— START DATA TO USE —

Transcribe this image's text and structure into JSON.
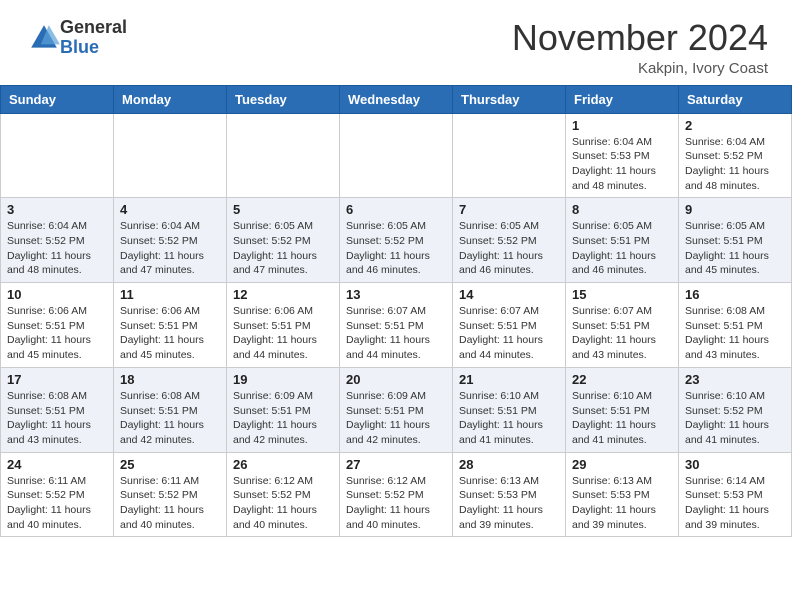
{
  "header": {
    "logo_general": "General",
    "logo_blue": "Blue",
    "month_title": "November 2024",
    "location": "Kakpin, Ivory Coast"
  },
  "days_of_week": [
    "Sunday",
    "Monday",
    "Tuesday",
    "Wednesday",
    "Thursday",
    "Friday",
    "Saturday"
  ],
  "weeks": [
    [
      {
        "day": "",
        "info": ""
      },
      {
        "day": "",
        "info": ""
      },
      {
        "day": "",
        "info": ""
      },
      {
        "day": "",
        "info": ""
      },
      {
        "day": "",
        "info": ""
      },
      {
        "day": "1",
        "info": "Sunrise: 6:04 AM\nSunset: 5:53 PM\nDaylight: 11 hours\nand 48 minutes."
      },
      {
        "day": "2",
        "info": "Sunrise: 6:04 AM\nSunset: 5:52 PM\nDaylight: 11 hours\nand 48 minutes."
      }
    ],
    [
      {
        "day": "3",
        "info": "Sunrise: 6:04 AM\nSunset: 5:52 PM\nDaylight: 11 hours\nand 48 minutes."
      },
      {
        "day": "4",
        "info": "Sunrise: 6:04 AM\nSunset: 5:52 PM\nDaylight: 11 hours\nand 47 minutes."
      },
      {
        "day": "5",
        "info": "Sunrise: 6:05 AM\nSunset: 5:52 PM\nDaylight: 11 hours\nand 47 minutes."
      },
      {
        "day": "6",
        "info": "Sunrise: 6:05 AM\nSunset: 5:52 PM\nDaylight: 11 hours\nand 46 minutes."
      },
      {
        "day": "7",
        "info": "Sunrise: 6:05 AM\nSunset: 5:52 PM\nDaylight: 11 hours\nand 46 minutes."
      },
      {
        "day": "8",
        "info": "Sunrise: 6:05 AM\nSunset: 5:51 PM\nDaylight: 11 hours\nand 46 minutes."
      },
      {
        "day": "9",
        "info": "Sunrise: 6:05 AM\nSunset: 5:51 PM\nDaylight: 11 hours\nand 45 minutes."
      }
    ],
    [
      {
        "day": "10",
        "info": "Sunrise: 6:06 AM\nSunset: 5:51 PM\nDaylight: 11 hours\nand 45 minutes."
      },
      {
        "day": "11",
        "info": "Sunrise: 6:06 AM\nSunset: 5:51 PM\nDaylight: 11 hours\nand 45 minutes."
      },
      {
        "day": "12",
        "info": "Sunrise: 6:06 AM\nSunset: 5:51 PM\nDaylight: 11 hours\nand 44 minutes."
      },
      {
        "day": "13",
        "info": "Sunrise: 6:07 AM\nSunset: 5:51 PM\nDaylight: 11 hours\nand 44 minutes."
      },
      {
        "day": "14",
        "info": "Sunrise: 6:07 AM\nSunset: 5:51 PM\nDaylight: 11 hours\nand 44 minutes."
      },
      {
        "day": "15",
        "info": "Sunrise: 6:07 AM\nSunset: 5:51 PM\nDaylight: 11 hours\nand 43 minutes."
      },
      {
        "day": "16",
        "info": "Sunrise: 6:08 AM\nSunset: 5:51 PM\nDaylight: 11 hours\nand 43 minutes."
      }
    ],
    [
      {
        "day": "17",
        "info": "Sunrise: 6:08 AM\nSunset: 5:51 PM\nDaylight: 11 hours\nand 43 minutes."
      },
      {
        "day": "18",
        "info": "Sunrise: 6:08 AM\nSunset: 5:51 PM\nDaylight: 11 hours\nand 42 minutes."
      },
      {
        "day": "19",
        "info": "Sunrise: 6:09 AM\nSunset: 5:51 PM\nDaylight: 11 hours\nand 42 minutes."
      },
      {
        "day": "20",
        "info": "Sunrise: 6:09 AM\nSunset: 5:51 PM\nDaylight: 11 hours\nand 42 minutes."
      },
      {
        "day": "21",
        "info": "Sunrise: 6:10 AM\nSunset: 5:51 PM\nDaylight: 11 hours\nand 41 minutes."
      },
      {
        "day": "22",
        "info": "Sunrise: 6:10 AM\nSunset: 5:51 PM\nDaylight: 11 hours\nand 41 minutes."
      },
      {
        "day": "23",
        "info": "Sunrise: 6:10 AM\nSunset: 5:52 PM\nDaylight: 11 hours\nand 41 minutes."
      }
    ],
    [
      {
        "day": "24",
        "info": "Sunrise: 6:11 AM\nSunset: 5:52 PM\nDaylight: 11 hours\nand 40 minutes."
      },
      {
        "day": "25",
        "info": "Sunrise: 6:11 AM\nSunset: 5:52 PM\nDaylight: 11 hours\nand 40 minutes."
      },
      {
        "day": "26",
        "info": "Sunrise: 6:12 AM\nSunset: 5:52 PM\nDaylight: 11 hours\nand 40 minutes."
      },
      {
        "day": "27",
        "info": "Sunrise: 6:12 AM\nSunset: 5:52 PM\nDaylight: 11 hours\nand 40 minutes."
      },
      {
        "day": "28",
        "info": "Sunrise: 6:13 AM\nSunset: 5:53 PM\nDaylight: 11 hours\nand 39 minutes."
      },
      {
        "day": "29",
        "info": "Sunrise: 6:13 AM\nSunset: 5:53 PM\nDaylight: 11 hours\nand 39 minutes."
      },
      {
        "day": "30",
        "info": "Sunrise: 6:14 AM\nSunset: 5:53 PM\nDaylight: 11 hours\nand 39 minutes."
      }
    ]
  ]
}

— END DATA TO USE —

■ STATED EXERCISE ■
Every record must be copied exactly, with images dropped from the result.

■ ANSWER TO THIS TASK ■
Transcribe this image's text and structure into JSON.
{
  "header": {
    "logo_general": "General",
    "logo_blue": "Blue",
    "month_title": "November 2024",
    "location": "Kakpin, Ivory Coast"
  },
  "days_of_week": [
    "Sunday",
    "Monday",
    "Tuesday",
    "Wednesday",
    "Thursday",
    "Friday",
    "Saturday"
  ],
  "weeks": [
    [
      {
        "day": "",
        "info": ""
      },
      {
        "day": "",
        "info": ""
      },
      {
        "day": "",
        "info": ""
      },
      {
        "day": "",
        "info": ""
      },
      {
        "day": "",
        "info": ""
      },
      {
        "day": "1",
        "info": "Sunrise: 6:04 AM\nSunset: 5:53 PM\nDaylight: 11 hours\nand 48 minutes."
      },
      {
        "day": "2",
        "info": "Sunrise: 6:04 AM\nSunset: 5:52 PM\nDaylight: 11 hours\nand 48 minutes."
      }
    ],
    [
      {
        "day": "3",
        "info": "Sunrise: 6:04 AM\nSunset: 5:52 PM\nDaylight: 11 hours\nand 48 minutes."
      },
      {
        "day": "4",
        "info": "Sunrise: 6:04 AM\nSunset: 5:52 PM\nDaylight: 11 hours\nand 47 minutes."
      },
      {
        "day": "5",
        "info": "Sunrise: 6:05 AM\nSunset: 5:52 PM\nDaylight: 11 hours\nand 47 minutes."
      },
      {
        "day": "6",
        "info": "Sunrise: 6:05 AM\nSunset: 5:52 PM\nDaylight: 11 hours\nand 46 minutes."
      },
      {
        "day": "7",
        "info": "Sunrise: 6:05 AM\nSunset: 5:52 PM\nDaylight: 11 hours\nand 46 minutes."
      },
      {
        "day": "8",
        "info": "Sunrise: 6:05 AM\nSunset: 5:51 PM\nDaylight: 11 hours\nand 46 minutes."
      },
      {
        "day": "9",
        "info": "Sunrise: 6:05 AM\nSunset: 5:51 PM\nDaylight: 11 hours\nand 45 minutes."
      }
    ],
    [
      {
        "day": "10",
        "info": "Sunrise: 6:06 AM\nSunset: 5:51 PM\nDaylight: 11 hours\nand 45 minutes."
      },
      {
        "day": "11",
        "info": "Sunrise: 6:06 AM\nSunset: 5:51 PM\nDaylight: 11 hours\nand 45 minutes."
      },
      {
        "day": "12",
        "info": "Sunrise: 6:06 AM\nSunset: 5:51 PM\nDaylight: 11 hours\nand 44 minutes."
      },
      {
        "day": "13",
        "info": "Sunrise: 6:07 AM\nSunset: 5:51 PM\nDaylight: 11 hours\nand 44 minutes."
      },
      {
        "day": "14",
        "info": "Sunrise: 6:07 AM\nSunset: 5:51 PM\nDaylight: 11 hours\nand 44 minutes."
      },
      {
        "day": "15",
        "info": "Sunrise: 6:07 AM\nSunset: 5:51 PM\nDaylight: 11 hours\nand 43 minutes."
      },
      {
        "day": "16",
        "info": "Sunrise: 6:08 AM\nSunset: 5:51 PM\nDaylight: 11 hours\nand 43 minutes."
      }
    ],
    [
      {
        "day": "17",
        "info": "Sunrise: 6:08 AM\nSunset: 5:51 PM\nDaylight: 11 hours\nand 43 minutes."
      },
      {
        "day": "18",
        "info": "Sunrise: 6:08 AM\nSunset: 5:51 PM\nDaylight: 11 hours\nand 42 minutes."
      },
      {
        "day": "19",
        "info": "Sunrise: 6:09 AM\nSunset: 5:51 PM\nDaylight: 11 hours\nand 42 minutes."
      },
      {
        "day": "20",
        "info": "Sunrise: 6:09 AM\nSunset: 5:51 PM\nDaylight: 11 hours\nand 42 minutes."
      },
      {
        "day": "21",
        "info": "Sunrise: 6:10 AM\nSunset: 5:51 PM\nDaylight: 11 hours\nand 41 minutes."
      },
      {
        "day": "22",
        "info": "Sunrise: 6:10 AM\nSunset: 5:51 PM\nDaylight: 11 hours\nand 41 minutes."
      },
      {
        "day": "23",
        "info": "Sunrise: 6:10 AM\nSunset: 5:52 PM\nDaylight: 11 hours\nand 41 minutes."
      }
    ],
    [
      {
        "day": "24",
        "info": "Sunrise: 6:11 AM\nSunset: 5:52 PM\nDaylight: 11 hours\nand 40 minutes."
      },
      {
        "day": "25",
        "info": "Sunrise: 6:11 AM\nSunset: 5:52 PM\nDaylight: 11 hours\nand 40 minutes."
      },
      {
        "day": "26",
        "info": "Sunrise: 6:12 AM\nSunset: 5:52 PM\nDaylight: 11 hours\nand 40 minutes."
      },
      {
        "day": "27",
        "info": "Sunrise: 6:12 AM\nSunset: 5:52 PM\nDaylight: 11 hours\nand 40 minutes."
      },
      {
        "day": "28",
        "info": "Sunrise: 6:13 AM\nSunset: 5:53 PM\nDaylight: 11 hours\nand 39 minutes."
      },
      {
        "day": "29",
        "info": "Sunrise: 6:13 AM\nSunset: 5:53 PM\nDaylight: 11 hours\nand 39 minutes."
      },
      {
        "day": "30",
        "info": "Sunrise: 6:14 AM\nSunset: 5:53 PM\nDaylight: 11 hours\nand 39 minutes."
      }
    ]
  ]
}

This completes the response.